**Task goal**. Each record is to be transcribed exactly.

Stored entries
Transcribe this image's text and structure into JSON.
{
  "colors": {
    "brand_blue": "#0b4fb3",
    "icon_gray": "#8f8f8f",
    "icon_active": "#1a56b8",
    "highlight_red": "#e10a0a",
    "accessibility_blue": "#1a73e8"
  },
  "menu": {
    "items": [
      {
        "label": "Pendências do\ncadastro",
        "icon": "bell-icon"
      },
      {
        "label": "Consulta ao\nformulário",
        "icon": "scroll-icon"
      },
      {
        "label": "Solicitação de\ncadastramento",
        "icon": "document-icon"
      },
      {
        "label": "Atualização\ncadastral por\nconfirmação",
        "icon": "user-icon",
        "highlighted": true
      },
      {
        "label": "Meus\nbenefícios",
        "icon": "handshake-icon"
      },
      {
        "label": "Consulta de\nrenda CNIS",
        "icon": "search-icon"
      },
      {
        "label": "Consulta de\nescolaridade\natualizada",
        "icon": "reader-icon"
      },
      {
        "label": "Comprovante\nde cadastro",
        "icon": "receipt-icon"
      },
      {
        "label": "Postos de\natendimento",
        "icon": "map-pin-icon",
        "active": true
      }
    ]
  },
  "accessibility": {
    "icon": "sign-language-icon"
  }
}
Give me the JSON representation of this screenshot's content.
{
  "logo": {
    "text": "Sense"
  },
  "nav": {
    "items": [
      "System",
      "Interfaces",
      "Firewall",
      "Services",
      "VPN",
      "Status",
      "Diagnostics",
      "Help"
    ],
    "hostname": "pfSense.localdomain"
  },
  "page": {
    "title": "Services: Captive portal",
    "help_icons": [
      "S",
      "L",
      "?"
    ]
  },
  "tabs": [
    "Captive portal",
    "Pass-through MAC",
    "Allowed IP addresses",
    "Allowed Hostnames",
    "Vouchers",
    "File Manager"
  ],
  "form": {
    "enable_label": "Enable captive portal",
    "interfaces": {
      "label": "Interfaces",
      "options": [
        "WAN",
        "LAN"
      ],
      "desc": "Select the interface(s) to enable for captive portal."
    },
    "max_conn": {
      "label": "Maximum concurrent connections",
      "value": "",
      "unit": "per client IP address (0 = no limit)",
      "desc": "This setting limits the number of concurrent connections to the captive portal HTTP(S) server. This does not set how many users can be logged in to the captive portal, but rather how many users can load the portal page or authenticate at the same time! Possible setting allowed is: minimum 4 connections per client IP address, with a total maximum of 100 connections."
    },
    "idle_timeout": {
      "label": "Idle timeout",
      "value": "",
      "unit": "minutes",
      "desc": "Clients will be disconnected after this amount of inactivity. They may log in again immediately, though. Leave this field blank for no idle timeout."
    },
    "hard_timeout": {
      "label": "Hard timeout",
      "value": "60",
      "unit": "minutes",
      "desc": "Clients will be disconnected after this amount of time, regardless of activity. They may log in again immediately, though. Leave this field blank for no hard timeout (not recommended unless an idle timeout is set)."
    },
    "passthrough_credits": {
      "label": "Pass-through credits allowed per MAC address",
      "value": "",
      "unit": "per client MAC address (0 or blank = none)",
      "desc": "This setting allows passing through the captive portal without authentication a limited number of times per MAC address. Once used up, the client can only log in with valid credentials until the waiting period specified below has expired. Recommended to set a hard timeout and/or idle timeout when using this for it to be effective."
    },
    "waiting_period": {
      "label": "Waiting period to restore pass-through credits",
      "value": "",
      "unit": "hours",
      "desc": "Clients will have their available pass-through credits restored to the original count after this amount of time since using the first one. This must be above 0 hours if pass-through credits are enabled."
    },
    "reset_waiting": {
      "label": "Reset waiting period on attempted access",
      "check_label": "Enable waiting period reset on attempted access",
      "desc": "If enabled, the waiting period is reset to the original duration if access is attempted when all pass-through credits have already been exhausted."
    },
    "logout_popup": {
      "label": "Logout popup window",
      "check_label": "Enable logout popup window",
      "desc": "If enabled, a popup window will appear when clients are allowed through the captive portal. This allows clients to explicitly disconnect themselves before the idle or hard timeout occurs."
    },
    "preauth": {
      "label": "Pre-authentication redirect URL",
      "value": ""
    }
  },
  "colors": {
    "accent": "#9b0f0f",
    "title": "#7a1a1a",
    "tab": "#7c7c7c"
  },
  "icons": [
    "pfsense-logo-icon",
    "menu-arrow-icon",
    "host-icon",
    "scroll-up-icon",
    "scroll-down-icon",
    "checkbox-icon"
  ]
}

**Solution to the problem**.
Transcribe this image's text and structure into JSON.
{
  "colors": {
    "brand_blue": "#0b4fb3",
    "icon_gray": "#8f8f8f",
    "icon_active": "#1a56b8",
    "highlight_red": "#e10a0a",
    "accessibility_blue": "#1a73e8"
  },
  "menu": {
    "items": [
      {
        "label": "Pendências do\ncadastro",
        "icon": "bell-icon"
      },
      {
        "label": "Consulta ao\nformulário",
        "icon": "scroll-icon"
      },
      {
        "label": "Solicitação de\ncadastramento",
        "icon": "document-icon"
      },
      {
        "label": "Atualização\ncadastral por\nconfirmação",
        "icon": "user-icon",
        "highlighted": true
      },
      {
        "label": "Meus\nbenefícios",
        "icon": "handshake-icon"
      },
      {
        "label": "Consulta de\nrenda CNIS",
        "icon": "search-icon"
      },
      {
        "label": "Consulta de\nescolaridade\natualizada",
        "icon": "reader-icon"
      },
      {
        "label": "Comprovante\nde cadastro",
        "icon": "receipt-icon"
      },
      {
        "label": "Postos de\natendimento",
        "icon": "map-pin-icon",
        "active": true
      }
    ]
  },
  "accessibility": {
    "icon": "sign-language-icon"
  }
}
Give me the JSON representation of this screenshot's content.
{
  "logo": {
    "text": "Sense"
  },
  "nav": {
    "items": [
      "System",
      "Interfaces",
      "Firewall",
      "Services",
      "VPN",
      "Status",
      "Diagnostics",
      "Help"
    ],
    "hostname": "pfSense.localdomain"
  },
  "page": {
    "title": "Services: Captive portal",
    "help_icons": [
      "S",
      "L",
      "?"
    ]
  },
  "tabs": [
    "Captive portal",
    "Pass-through MAC",
    "Allowed IP addresses",
    "Allowed Hostnames",
    "Vouchers",
    "File Manager"
  ],
  "form": {
    "enable_label": "Enable captive portal",
    "interfaces": {
      "label": "Interfaces",
      "options": [
        "WAN",
        "LAN"
      ],
      "desc": "Select the interface(s) to enable for captive portal."
    },
    "max_conn": {
      "label": "Maximum concurrent connections",
      "value": "",
      "unit": "per client IP address (0 = no limit)",
      "desc": "This setting limits the number of concurrent connections to the captive portal HTTP(S) server. This does not set how many users can be logged in to the captive portal, but rather how many users can load the portal page or authenticate at the same time! Possible setting allowed is: minimum 4 connections per client IP address, with a total maximum of 100 connections."
    },
    "idle_timeout": {
      "label": "Idle timeout",
      "value": "",
      "unit": "minutes",
      "desc": "Clients will be disconnected after this amount of inactivity. They may log in again immediately, though. Leave this field blank for no idle timeout."
    },
    "hard_timeout": {
      "label": "Hard timeout",
      "value": "60",
      "unit": "minutes",
      "desc": "Clients will be disconnected after this amount of time, regardless of activity. They may log in again immediately, though. Leave this field blank for no hard timeout (not recommended unless an idle timeout is set)."
    },
    "passthrough_credits": {
      "label": "Pass-through credits allowed per MAC address",
      "value": "",
      "unit": "per client MAC address (0 or blank = none)",
      "desc": "This setting allows passing through the captive portal without authentication a limited number of times per MAC address. Once used up, the client can only log in with valid credentials until the waiting period specified below has expired. Recommended to set a hard timeout and/or idle timeout when using this for it to be effective."
    },
    "waiting_period": {
      "label": "Waiting period to restore pass-through credits",
      "value": "",
      "unit": "hours",
      "desc": "Clients will have their available pass-through credits restored to the original count after this amount of time since using the first one. This must be above 0 hours if pass-through credits are enabled."
    },
    "reset_waiting": {
      "label": "Reset waiting period on attempted access",
      "check_label": "Enable waiting period reset on attempted access",
      "desc": "If enabled, the waiting period is reset to the original duration if access is attempted when all pass-through credits have already been exhausted."
    },
    "logout_popup": {
      "label": "Logout popup window",
      "check_label": "Enable logout popup window",
      "desc": "If enabled, a popup window will appear when clients are allowed through the captive portal. This allows clients to explicitly disconnect themselves before the idle or hard timeout occurs."
    },
    "preauth": {
      "label": "Pre-authentication redirect URL",
      "value": ""
    }
  },
  "colors": {
    "accent": "#9b0f0f",
    "title": "#7a1a1a",
    "tab": "#7c7c7c"
  },
  "icons": [
    "pfsense-logo-icon",
    "menu-arrow-icon",
    "host-icon",
    "scroll-up-icon",
    "scroll-down-icon",
    "checkbox-icon"
  ]
}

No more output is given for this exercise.